◆ STATED TASK
Retype the records that come next, word for word.

◆ RECORD EXTRACTS
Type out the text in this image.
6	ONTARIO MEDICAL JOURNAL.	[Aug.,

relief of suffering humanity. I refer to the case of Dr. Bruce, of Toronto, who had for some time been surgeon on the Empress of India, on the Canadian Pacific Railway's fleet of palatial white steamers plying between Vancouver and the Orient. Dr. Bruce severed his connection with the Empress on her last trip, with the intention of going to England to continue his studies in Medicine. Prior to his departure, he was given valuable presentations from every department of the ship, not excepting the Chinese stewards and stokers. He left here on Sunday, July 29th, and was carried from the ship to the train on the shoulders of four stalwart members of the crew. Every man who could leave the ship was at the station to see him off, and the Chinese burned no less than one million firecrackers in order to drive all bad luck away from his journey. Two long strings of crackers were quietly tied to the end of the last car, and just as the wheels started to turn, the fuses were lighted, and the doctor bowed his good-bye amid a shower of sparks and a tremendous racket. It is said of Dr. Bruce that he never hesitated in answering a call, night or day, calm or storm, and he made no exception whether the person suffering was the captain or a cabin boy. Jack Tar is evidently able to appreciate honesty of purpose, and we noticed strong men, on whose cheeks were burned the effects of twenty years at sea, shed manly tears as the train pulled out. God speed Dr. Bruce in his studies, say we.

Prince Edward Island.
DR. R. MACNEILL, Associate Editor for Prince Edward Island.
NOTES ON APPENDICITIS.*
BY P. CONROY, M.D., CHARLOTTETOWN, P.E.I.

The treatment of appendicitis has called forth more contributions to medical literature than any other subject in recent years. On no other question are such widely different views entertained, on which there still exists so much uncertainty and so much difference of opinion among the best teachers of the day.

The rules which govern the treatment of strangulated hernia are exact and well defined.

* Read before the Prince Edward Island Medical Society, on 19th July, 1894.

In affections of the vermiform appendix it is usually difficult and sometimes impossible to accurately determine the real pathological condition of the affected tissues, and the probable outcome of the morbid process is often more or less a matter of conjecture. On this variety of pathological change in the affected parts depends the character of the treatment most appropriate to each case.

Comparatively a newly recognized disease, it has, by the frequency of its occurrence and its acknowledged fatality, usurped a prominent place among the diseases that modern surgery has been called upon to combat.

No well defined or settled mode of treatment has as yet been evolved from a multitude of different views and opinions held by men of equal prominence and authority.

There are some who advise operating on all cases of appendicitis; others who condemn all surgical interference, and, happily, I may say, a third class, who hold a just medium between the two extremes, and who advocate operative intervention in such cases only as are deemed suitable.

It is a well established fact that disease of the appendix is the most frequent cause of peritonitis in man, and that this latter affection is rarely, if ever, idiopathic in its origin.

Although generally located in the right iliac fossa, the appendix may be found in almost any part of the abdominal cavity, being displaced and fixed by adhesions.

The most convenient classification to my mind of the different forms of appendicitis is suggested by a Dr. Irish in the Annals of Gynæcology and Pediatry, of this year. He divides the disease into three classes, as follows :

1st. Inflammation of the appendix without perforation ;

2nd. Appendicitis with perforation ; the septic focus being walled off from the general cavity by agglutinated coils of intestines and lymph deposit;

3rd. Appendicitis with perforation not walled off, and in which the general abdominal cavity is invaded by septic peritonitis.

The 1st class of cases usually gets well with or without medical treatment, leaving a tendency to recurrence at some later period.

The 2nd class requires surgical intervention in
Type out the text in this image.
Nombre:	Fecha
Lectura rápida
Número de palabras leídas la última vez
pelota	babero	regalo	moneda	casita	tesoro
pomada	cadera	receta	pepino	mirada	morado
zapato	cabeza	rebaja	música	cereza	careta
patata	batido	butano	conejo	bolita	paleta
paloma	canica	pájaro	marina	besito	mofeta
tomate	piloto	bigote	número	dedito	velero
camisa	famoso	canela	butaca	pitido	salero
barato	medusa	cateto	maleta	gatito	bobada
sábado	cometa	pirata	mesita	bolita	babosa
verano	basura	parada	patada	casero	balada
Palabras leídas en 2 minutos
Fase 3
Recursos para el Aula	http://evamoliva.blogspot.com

◆ OUTPUT FOR THIS TASK
Type out the text in this image.
6	ONTARIO MEDICAL JOURNAL.	[Aug.,

relief of suffering humanity. I refer to the case of Dr. Bruce, of Toronto, who had for some time been surgeon on the Empress of India, on the Canadian Pacific Railway's fleet of palatial white steamers plying between Vancouver and the Orient. Dr. Bruce severed his connection with the Empress on her last trip, with the intention of going to England to continue his studies in Medicine. Prior to his departure, he was given valuable presentations from every department of the ship, not excepting the Chinese stewards and stokers. He left here on Sunday, July 29th, and was carried from the ship to the train on the shoulders of four stalwart members of the crew. Every man who could leave the ship was at the station to see him off, and the Chinese burned no less than one million firecrackers in order to drive all bad luck away from his journey. Two long strings of crackers were quietly tied to the end of the last car, and just as the wheels started to turn, the fuses were lighted, and the doctor bowed his good-bye amid a shower of sparks and a tremendous racket. It is said of Dr. Bruce that he never hesitated in answering a call, night or day, calm or storm, and he made no exception whether the person suffering was the captain or a cabin boy. Jack Tar is evidently able to appreciate honesty of purpose, and we noticed strong men, on whose cheeks were burned the effects of twenty years at sea, shed manly tears as the train pulled out. God speed Dr. Bruce in his studies, say we.

Prince Edward Island.
DR. R. MACNEILL, Associate Editor for Prince Edward Island.
NOTES ON APPENDICITIS.*
BY P. CONROY, M.D., CHARLOTTETOWN, P.E.I.

The treatment of appendicitis has called forth more contributions to medical literature than any other subject in recent years. On no other question are such widely different views entertained, on which there still exists so much uncertainty and so much difference of opinion among the best teachers of the day.

The rules which govern the treatment of strangulated hernia are exact and well defined.

* Read before the Prince Edward Island Medical Society, on 19th July, 1894.

In affections of the vermiform appendix it is usually difficult and sometimes impossible to accurately determine the real pathological condition of the affected tissues, and the probable outcome of the morbid process is often more or less a matter of conjecture. On this variety of pathological change in the affected parts depends the character of the treatment most appropriate to each case.

Comparatively a newly recognized disease, it has, by the frequency of its occurrence and its acknowledged fatality, usurped a prominent place among the diseases that modern surgery has been called upon to combat.

No well defined or settled mode of treatment has as yet been evolved from a multitude of different views and opinions held by men of equal prominence and authority.

There are some who advise operating on all cases of appendicitis; others who condemn all surgical interference, and, happily, I may say, a third class, who hold a just medium between the two extremes, and who advocate operative intervention in such cases only as are deemed suitable.

It is a well established fact that disease of the appendix is the most frequent cause of peritonitis in man, and that this latter affection is rarely, if ever, idiopathic in its origin.

Although generally located in the right iliac fossa, the appendix may be found in almost any part of the abdominal cavity, being displaced and fixed by adhesions.

The most convenient classification to my mind of the different forms of appendicitis is suggested by a Dr. Irish in the Annals of Gynæcology and Pediatry, of this year. He divides the disease into three classes, as follows :

1st. Inflammation of the appendix without perforation ;

2nd. Appendicitis with perforation ; the septic focus being walled off from the general cavity by agglutinated coils of intestines and lymph deposit;

3rd. Appendicitis with perforation not walled off, and in which the general abdominal cavity is invaded by septic peritonitis.

The 1st class of cases usually gets well with or without medical treatment, leaving a tendency to recurrence at some later period.

The 2nd class requires surgical intervention in
Type out the text in this image.
Nombre:	Fecha
Lectura rápida
Número de palabras leídas la última vez
pelota	babero	regalo	moneda	casita	tesoro
pomada	cadera	receta	pepino	mirada	morado
zapato	cabeza	rebaja	música	cereza	careta
patata	batido	butano	conejo	bolita	paleta
paloma	canica	pájaro	marina	besito	mofeta
tomate	piloto	bigote	número	dedito	velero
camisa	famoso	canela	butaca	pitido	salero
barato	medusa	cateto	maleta	gatito	bobada
sábado	cometa	pirata	mesita	bolita	babosa
verano	basura	parada	patada	casero	balada
Palabras leídas en 2 minutos
Fase 3
Recursos para el Aula	http://evamoliva.blogspot.com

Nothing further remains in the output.